Data records
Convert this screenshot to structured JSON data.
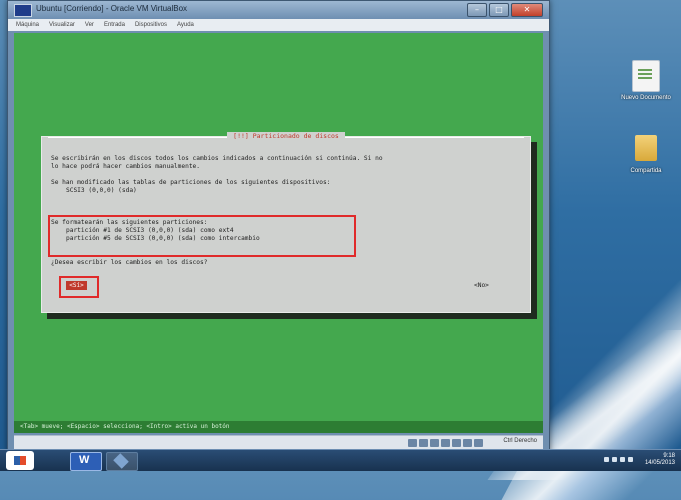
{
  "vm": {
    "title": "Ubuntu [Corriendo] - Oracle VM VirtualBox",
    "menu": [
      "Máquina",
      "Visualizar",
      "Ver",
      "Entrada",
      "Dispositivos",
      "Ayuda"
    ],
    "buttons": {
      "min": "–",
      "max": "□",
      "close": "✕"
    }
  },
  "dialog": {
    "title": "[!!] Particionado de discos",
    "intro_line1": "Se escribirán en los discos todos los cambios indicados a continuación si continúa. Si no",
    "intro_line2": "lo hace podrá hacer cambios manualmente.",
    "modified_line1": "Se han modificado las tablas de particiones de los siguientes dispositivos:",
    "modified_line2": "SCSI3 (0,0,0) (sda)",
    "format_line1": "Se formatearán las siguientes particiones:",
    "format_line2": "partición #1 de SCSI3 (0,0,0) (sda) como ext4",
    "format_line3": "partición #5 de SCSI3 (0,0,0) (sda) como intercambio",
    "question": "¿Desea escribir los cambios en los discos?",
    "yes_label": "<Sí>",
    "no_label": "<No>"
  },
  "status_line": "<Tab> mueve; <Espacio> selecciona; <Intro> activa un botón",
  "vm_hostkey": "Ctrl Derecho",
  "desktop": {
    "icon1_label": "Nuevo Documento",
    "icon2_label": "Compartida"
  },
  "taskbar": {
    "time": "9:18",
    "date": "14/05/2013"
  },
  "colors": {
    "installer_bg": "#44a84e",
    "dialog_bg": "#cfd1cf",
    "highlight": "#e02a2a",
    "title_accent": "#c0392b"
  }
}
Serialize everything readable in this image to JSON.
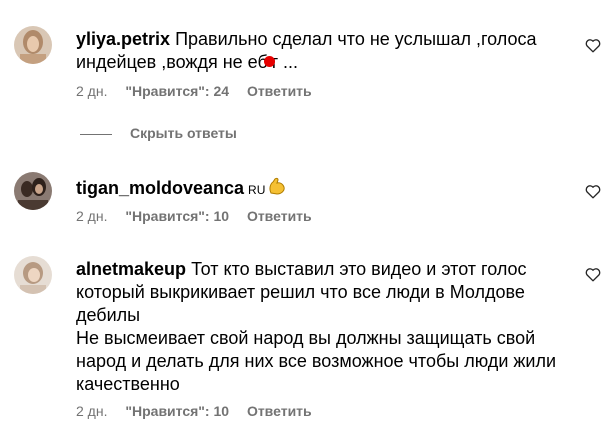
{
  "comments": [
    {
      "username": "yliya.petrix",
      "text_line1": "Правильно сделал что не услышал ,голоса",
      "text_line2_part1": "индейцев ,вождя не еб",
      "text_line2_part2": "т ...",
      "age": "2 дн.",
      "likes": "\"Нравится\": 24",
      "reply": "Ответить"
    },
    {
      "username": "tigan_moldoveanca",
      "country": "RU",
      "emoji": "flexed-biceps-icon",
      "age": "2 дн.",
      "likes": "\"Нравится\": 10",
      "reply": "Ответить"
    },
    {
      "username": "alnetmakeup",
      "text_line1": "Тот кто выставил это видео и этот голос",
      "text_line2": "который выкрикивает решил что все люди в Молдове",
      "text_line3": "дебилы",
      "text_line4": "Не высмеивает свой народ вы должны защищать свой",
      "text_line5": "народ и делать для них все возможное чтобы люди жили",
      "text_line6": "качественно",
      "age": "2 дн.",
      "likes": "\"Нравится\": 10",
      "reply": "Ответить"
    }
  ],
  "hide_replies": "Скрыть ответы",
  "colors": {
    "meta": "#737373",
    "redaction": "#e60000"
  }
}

◆ **What you have to do**
Show, from the listing above, each line that contains the word "particiones".

◆ **Solution to this exercise**
    "modified_line1": "Se han modificado las tablas de particiones de los siguientes dispositivos:",
    "format_line1": "Se formatearán las siguientes particiones:",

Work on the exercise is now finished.